WHAT TO PRODUCE:
Gather all lines from the material that contain "color".

[start of RECORD EXCERPTS]

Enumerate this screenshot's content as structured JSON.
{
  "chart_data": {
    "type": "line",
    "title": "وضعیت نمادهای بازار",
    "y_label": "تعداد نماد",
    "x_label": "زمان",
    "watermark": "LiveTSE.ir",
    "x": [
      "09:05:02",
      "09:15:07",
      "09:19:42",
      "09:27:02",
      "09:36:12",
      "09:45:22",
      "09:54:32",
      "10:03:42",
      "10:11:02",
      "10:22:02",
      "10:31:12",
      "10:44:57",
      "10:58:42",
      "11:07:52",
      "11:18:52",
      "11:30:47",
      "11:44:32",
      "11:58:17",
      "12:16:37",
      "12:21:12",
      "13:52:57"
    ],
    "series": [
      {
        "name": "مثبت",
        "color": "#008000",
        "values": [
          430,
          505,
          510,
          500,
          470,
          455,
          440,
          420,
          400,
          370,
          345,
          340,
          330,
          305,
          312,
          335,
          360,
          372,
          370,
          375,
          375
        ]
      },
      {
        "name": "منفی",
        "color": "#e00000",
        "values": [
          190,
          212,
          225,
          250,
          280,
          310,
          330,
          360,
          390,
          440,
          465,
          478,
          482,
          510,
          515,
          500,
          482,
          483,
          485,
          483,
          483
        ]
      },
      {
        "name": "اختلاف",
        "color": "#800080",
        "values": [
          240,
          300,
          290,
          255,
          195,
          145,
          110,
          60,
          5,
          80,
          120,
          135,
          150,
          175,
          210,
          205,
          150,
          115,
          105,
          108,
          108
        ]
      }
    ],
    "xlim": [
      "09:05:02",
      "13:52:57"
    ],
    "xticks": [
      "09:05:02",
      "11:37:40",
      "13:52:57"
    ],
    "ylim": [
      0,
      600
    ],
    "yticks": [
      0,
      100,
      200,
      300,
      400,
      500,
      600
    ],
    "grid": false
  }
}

[end of RECORD EXCERPTS]

SOLVED PROBLEM:
        "color": "#008000",
        "color": "#e00000",
        "color": "#800080",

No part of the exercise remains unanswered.